- _Problem to work on_: Copy each line where the word "Paulo" occurs.

- _Data records_:
■ ■ ■
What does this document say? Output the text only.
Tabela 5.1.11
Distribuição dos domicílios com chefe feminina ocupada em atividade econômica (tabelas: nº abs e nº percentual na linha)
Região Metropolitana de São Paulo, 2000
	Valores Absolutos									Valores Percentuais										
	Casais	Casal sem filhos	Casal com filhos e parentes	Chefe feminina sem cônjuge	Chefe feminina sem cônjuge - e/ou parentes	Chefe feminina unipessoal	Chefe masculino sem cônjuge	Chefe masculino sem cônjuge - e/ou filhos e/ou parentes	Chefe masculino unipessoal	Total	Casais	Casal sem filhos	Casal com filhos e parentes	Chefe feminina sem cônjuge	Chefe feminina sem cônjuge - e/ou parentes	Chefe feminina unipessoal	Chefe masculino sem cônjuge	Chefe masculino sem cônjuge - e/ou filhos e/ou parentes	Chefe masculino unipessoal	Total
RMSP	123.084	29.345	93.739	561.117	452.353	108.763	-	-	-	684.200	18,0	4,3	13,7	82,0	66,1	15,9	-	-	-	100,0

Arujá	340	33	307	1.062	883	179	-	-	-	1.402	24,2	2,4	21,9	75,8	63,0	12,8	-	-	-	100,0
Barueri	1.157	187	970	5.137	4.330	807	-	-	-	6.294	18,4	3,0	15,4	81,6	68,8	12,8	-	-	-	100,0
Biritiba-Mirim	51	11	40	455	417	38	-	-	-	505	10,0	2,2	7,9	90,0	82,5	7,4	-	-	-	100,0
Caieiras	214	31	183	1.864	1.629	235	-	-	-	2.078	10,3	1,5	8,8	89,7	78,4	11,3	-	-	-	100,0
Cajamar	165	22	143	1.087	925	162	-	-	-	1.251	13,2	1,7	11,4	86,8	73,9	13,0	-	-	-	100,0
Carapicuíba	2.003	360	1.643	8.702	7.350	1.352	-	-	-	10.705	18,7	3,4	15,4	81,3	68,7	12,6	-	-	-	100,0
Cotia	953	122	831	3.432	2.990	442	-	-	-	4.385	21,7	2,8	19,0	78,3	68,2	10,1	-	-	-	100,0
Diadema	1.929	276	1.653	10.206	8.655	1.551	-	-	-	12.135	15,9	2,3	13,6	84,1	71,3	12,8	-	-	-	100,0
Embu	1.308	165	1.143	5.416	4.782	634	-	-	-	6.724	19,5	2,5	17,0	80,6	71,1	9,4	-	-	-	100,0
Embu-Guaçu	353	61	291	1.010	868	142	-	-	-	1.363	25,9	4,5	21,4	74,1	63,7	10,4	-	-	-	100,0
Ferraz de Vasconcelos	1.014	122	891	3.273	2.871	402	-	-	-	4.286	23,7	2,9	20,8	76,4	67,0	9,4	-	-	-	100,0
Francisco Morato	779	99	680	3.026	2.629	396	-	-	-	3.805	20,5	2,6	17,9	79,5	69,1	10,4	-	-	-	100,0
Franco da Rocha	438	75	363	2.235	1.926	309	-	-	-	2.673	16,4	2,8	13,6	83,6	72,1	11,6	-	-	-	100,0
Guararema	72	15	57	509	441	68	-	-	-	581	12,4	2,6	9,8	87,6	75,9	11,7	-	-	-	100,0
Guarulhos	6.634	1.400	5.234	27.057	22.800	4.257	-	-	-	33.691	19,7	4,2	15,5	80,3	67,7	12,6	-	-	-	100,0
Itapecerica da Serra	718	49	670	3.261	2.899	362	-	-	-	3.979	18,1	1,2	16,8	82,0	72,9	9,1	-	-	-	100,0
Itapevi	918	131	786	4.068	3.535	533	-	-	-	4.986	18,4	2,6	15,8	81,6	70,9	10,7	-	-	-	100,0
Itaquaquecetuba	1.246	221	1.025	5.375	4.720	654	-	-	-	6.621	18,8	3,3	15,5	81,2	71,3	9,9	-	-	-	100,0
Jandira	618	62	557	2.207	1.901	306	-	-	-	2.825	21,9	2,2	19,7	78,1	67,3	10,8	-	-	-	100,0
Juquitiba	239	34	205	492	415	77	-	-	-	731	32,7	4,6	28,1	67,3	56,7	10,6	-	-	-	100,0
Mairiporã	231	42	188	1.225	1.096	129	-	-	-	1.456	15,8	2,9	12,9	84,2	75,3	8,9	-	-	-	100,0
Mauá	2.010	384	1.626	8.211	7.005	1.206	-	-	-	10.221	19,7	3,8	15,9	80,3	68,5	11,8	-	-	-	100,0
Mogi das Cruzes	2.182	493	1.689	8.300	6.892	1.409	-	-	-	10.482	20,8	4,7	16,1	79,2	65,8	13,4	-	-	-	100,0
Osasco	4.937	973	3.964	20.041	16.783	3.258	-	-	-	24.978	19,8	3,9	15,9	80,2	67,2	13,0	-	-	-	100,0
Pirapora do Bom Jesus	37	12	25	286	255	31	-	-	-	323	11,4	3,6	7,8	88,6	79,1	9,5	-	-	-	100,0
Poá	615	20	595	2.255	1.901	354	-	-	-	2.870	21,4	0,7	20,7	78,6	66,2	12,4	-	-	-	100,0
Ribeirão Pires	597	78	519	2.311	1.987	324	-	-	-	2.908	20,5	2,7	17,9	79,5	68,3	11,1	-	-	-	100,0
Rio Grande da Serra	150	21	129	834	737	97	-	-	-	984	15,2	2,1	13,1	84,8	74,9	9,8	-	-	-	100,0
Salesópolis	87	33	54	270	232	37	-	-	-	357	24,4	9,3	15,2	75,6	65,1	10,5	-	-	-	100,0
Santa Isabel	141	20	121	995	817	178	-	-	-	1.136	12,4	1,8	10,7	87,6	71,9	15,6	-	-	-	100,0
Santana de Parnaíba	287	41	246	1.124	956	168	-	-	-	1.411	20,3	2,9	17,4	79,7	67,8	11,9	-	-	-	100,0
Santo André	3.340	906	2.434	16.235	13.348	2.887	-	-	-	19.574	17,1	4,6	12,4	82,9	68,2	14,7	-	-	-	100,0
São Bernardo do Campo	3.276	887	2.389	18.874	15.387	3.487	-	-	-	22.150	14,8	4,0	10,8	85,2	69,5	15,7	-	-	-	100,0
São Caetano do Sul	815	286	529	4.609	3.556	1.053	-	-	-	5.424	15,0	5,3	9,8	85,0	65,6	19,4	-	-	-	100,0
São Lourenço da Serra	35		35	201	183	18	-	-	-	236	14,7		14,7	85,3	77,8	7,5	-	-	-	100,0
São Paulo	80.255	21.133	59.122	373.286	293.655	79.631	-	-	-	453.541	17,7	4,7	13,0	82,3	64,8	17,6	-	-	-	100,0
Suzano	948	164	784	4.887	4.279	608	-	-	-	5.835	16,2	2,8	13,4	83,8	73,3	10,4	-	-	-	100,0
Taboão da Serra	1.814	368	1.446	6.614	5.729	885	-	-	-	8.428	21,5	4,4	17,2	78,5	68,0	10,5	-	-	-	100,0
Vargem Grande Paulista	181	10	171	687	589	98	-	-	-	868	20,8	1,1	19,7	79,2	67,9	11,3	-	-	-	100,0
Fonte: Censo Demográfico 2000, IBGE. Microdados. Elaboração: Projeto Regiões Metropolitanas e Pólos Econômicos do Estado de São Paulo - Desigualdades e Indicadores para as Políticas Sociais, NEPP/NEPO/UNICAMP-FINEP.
■ ■ ■
- _Response_:
Região Metropolitana de São Paulo, 2000
São Paulo	80.255	21.133	59.122	373.286	293.655	79.631	-	-	-	453.541	17,7	4,7	13,0	82,3	64,8	17,6	-	-	-	100,0
Fonte: Censo Demográfico 2000, IBGE. Microdados. Elaboração: Projeto Regiões Metropolitanas e Pólos Econômicos do Estado de São Paulo - Desigualdades e Indicadores para as Políticas Sociais, NEPP/NEPO/UNICAMP-FINEP.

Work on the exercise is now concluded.